WORK TO BE COMPLETED
Name each valuation assumption that the document text lists for the Black-Scholes model.

DOCUMENT TEXT
The weighted average grant date fair value of stock option awards using the Black-Scholes valuation model was $282.46, $114.18, and $19.49 for each share subject to a stock option granted during the years ended December 31, 2025, 2024, and 2023, respectively, based on the following assumptions:
| | | | | | | | | | | | | | | | | |
| Years Ended December 31, |
| 2025 | | 2024 | | 2023 |
| Expected term of awards in years | 5.5 - 6.3 | | 5.5 - 6.3 | | 5.5 - 6.3 |
| Expected volatility | 83.8% - 91.5% | | 75.1%- 82.8% | | 70.6% - 74.1% |
| Risk-free interest rate | 3.8% - 4.4% | | 4.2% - 4.5% | | 3.7% - 4.4% |
| Expected dividend yield | 0.0% | | 0.0% | | 0.0% |
The Company recognized approximately $20.4 million, $39.4 million, and $44.8 million in share-based compensation expense for the years ended December 31, 2025, 2024, and 2023, respectively, from stock options granted under the Stock Incentive Plans. As of December 31, 2025, there was approximately $19.3 million of total unrecognized share-based compensation expense related to unvested stock options, which the Company expects to recognize over a weighted average vesting period of approximately 2.4 years.
Share-settled restricted stock units
Share-settled restricted stock units granted under the Stock Incentive Plans entitle recipients to receive a number of shares of the Company’s class A common stock over a vesting period, as specified in the applicable restricted stock unit agreement. Although the Company may in its sole discretion elect to pay fully or partially in cash in lieu of settling solely in shares, it does not currently intend to do so.
Share-based compensation expense related to share-settled restricted stock units is based on the fair value of the Company’s class A common stock on the date of grant. The Company recognizes share-based compensation expense associated with such share-settled restricted stock unit awards on a straight-line basis over the award’s requisite service period (generally, the vesting period). With the exception of annual grants of share-settled restricted stock unit awards to non-employee members of the Board under the 2023 Equity Plan, which vest in full after one year, the share-settled restricted stock unit awards granted to date vest in equal annual installments over a four-year period (unless accelerated in connection with a change in control event under specified conditions or the death of the participant, in each case as set forth in the applicable restricted stock unit agreement or otherwise in accordance with provisions of the Stock Incentive Plan or applicable restricted stock unit agreement).

GIVEN RECORDS

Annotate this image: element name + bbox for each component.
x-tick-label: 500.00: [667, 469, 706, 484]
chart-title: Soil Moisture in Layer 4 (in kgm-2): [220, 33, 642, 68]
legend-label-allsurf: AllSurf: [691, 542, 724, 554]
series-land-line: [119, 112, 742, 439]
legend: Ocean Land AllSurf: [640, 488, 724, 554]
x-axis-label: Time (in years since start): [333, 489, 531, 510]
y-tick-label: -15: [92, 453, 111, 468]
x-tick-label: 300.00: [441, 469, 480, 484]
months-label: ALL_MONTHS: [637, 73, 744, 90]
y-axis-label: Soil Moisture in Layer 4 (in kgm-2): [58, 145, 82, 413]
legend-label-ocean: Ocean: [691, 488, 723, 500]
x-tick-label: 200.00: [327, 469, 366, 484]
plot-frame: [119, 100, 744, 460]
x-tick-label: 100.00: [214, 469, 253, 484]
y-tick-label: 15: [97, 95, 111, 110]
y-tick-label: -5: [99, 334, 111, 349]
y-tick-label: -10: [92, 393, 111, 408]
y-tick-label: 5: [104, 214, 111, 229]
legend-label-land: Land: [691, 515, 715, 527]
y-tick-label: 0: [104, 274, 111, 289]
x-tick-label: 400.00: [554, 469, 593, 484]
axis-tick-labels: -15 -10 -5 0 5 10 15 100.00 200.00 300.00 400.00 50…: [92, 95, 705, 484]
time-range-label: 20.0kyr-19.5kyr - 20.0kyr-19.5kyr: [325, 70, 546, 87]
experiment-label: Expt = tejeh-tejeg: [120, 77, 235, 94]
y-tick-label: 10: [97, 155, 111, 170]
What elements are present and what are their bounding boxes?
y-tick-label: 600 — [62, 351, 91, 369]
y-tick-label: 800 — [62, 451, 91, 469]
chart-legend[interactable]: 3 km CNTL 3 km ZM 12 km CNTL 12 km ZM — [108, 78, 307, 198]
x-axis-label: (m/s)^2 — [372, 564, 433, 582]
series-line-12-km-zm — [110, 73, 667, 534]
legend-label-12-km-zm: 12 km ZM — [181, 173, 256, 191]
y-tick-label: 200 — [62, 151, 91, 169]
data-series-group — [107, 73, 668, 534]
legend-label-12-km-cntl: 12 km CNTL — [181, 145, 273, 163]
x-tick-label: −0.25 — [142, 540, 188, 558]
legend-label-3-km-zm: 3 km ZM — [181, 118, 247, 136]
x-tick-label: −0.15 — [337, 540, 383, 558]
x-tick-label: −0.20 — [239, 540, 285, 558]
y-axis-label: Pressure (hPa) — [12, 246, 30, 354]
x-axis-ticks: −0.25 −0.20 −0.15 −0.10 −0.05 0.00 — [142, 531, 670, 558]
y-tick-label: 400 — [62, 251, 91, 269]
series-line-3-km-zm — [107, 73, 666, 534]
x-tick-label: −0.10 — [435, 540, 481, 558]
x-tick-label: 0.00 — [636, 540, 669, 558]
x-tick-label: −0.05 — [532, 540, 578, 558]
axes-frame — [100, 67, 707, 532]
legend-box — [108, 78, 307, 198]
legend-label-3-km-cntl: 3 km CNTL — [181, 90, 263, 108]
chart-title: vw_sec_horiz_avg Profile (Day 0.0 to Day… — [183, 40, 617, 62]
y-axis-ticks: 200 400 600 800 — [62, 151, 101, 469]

TASK SOLUTION
Expected term of awards in years, expected volatility, risk-free interest rate, and expected dividend yield.